━━━━━ DOCUMENT EXCERPT

Conclusions and future work

Ternopil Educational Communication Center (TECC) has significantly improved access and communication between institutions in the Ternopil city region. It is or will provide the following benefits to TECC members:

1. Integration of the information technology resources of the four major universities located in Ternopil.
2. Improved Internet access for students and staff of the universities of Ternopil and other institutions.
3. Provide improved interuniversity communications via a fiber optic 1 Gb/s backbone.
4. Provide a fast connection to the UarNet, URAN and GEANT networks.
5. Introduce video conferencing throughout Ternopil and across the Internet.
6. Provide Web-based information resources that include many resources from the regional libraries.
7. Develop a cache-server that provides rapid retrieval of commonly used information.
8. Create a base for educational, academic and research cooperation between universities in Ternopil and those in Maine and in other parts of the world.
9. Develop a prototype that can be replicated in other regions of Ukraine.
10. The TECC Grid system that will significantly benefit computationally intensive research in Ternopil and Ukraine.

━━━━━━━━━━
━━━━━ EXCERPTED RECORDS

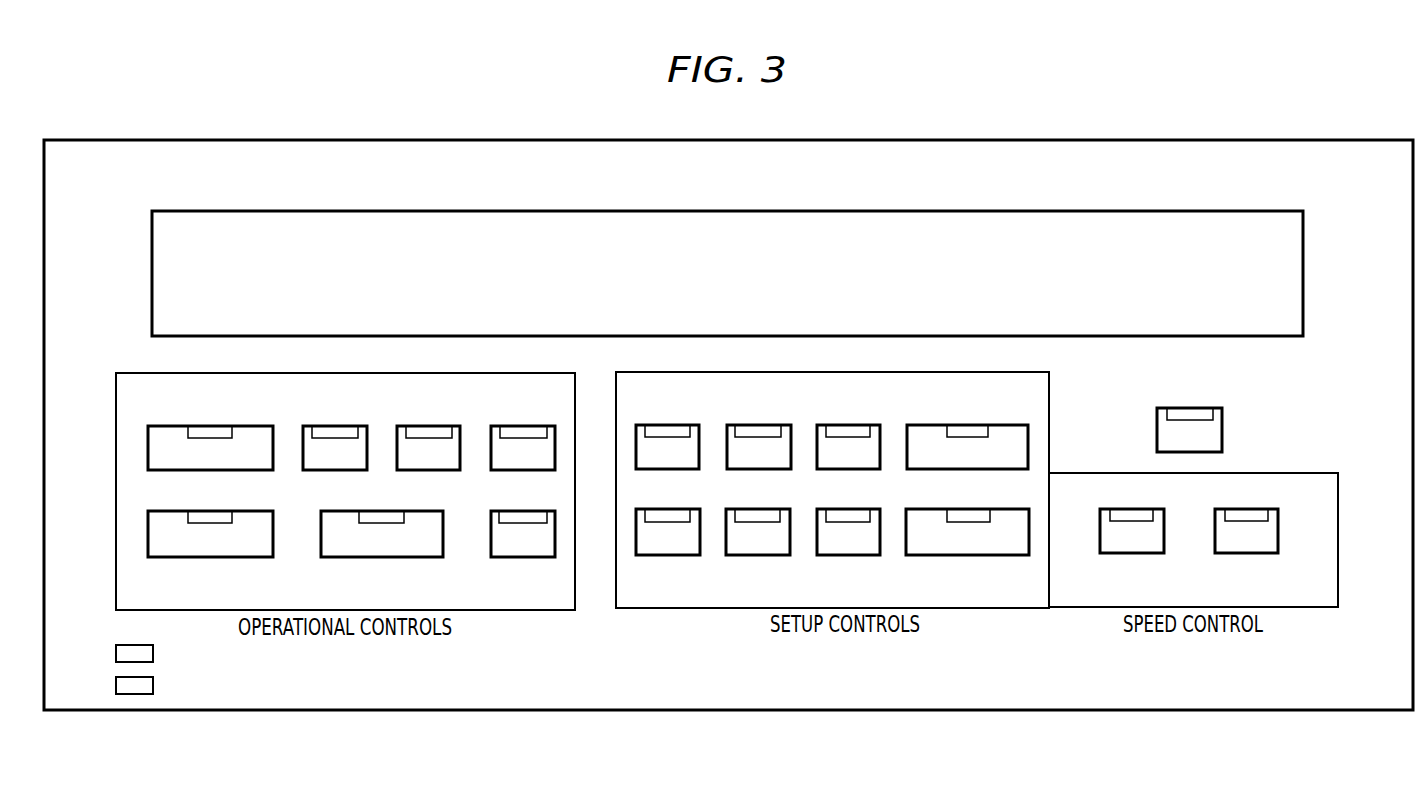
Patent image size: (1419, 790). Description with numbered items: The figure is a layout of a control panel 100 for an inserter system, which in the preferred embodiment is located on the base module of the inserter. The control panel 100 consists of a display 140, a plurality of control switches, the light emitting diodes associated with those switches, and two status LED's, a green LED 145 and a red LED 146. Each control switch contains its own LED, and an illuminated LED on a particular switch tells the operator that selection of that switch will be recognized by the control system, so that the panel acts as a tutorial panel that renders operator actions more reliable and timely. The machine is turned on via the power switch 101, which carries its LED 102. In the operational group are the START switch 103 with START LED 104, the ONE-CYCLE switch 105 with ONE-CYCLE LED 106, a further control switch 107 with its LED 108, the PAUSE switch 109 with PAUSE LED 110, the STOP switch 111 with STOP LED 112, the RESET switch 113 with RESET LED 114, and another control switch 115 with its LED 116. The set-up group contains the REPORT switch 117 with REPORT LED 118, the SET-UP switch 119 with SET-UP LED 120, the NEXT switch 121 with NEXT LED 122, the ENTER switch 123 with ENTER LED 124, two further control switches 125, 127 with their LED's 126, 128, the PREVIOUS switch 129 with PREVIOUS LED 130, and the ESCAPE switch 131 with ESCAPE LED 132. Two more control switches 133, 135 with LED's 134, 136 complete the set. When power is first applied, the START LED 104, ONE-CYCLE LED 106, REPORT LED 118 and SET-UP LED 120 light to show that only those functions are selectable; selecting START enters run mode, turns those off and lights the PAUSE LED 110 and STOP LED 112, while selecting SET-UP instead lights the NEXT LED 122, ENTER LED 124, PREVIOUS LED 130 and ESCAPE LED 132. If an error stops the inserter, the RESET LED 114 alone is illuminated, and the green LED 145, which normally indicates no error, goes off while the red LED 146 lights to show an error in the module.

The control panel 100 is at (1013, 120).
The display 140 is at (1253, 210).
The power switch 101 is at (1222, 437).
The power switch LED 102 is at (1222, 418).
The START switch 103 is at (148, 450).
The START LED 104 is at (185, 430).
The ONE-CYCLE switch 105 is at (303, 450).
The ONE-CYCLE LED 106 is at (303, 430).
The control switch 107 is at (462, 440).
The LED 108 is at (397, 430).
The PAUSE switch 109 is at (556, 455).
The PAUSE LED 110 is at (577, 385).
The STOP switch 111 is at (148, 545).
The STOP LED 112 is at (188, 518).
The RESET switch 113 is at (321, 539).
The RESET LED 114 is at (322, 520).
The control switch 115 is at (491, 543).
The LED 116 is at (491, 517).
The REPORT switch 117 is at (701, 427).
The REPORT LED 118 is at (653, 435).
The SET-UP switch 119 is at (793, 428).
The SET-UP LED 120 is at (780, 428).
The NEXT switch 121 is at (880, 440).
The NEXT LED 122 is at (860, 430).
The ENTER switch 123 is at (1012, 424).
The ENTER LED 124 is at (990, 427).
The control switch 125 is at (682, 555).
The LED 126 is at (667, 522).
The control switch 127 is at (777, 555).
The LED 128 is at (753, 522).
The PREVIOUS switch 129 is at (880, 543).
The PREVIOUS LED 130 is at (850, 522).
The ESCAPE switch 131 is at (972, 555).
The ESCAPE LED 132 is at (963, 522).
The control switch 133 is at (1143, 553).
The LED 134 is at (1128, 521).
The control switch 135 is at (1273, 553).
The LED 136 is at (1250, 521).
The green LED 145 is at (116, 652).
The red LED 146 is at (116, 688).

━━━━━━━━━━

### REQUIREMENTS
Check each statement against the TECC conclusions. For each one, answer yes or no and quote the words from the text that decide it. 1. The interuniversity backbone runs at 1 Gb/s over fiber optic. 2. TECC integrates the information technology resources of five universities in Ternopil. 3. The prototype is intended to be replicated in other regions of Ukraine. The entries aren't needed here.

### ANSWER FOR THIS EXERCISE
1. Yes: "via a fiber optic 1 Gb/s backbone"
2. No: "the four major universities located in Ternopil"
3. Yes: "Develop a prototype that can be replicated in other regions of Ukraine."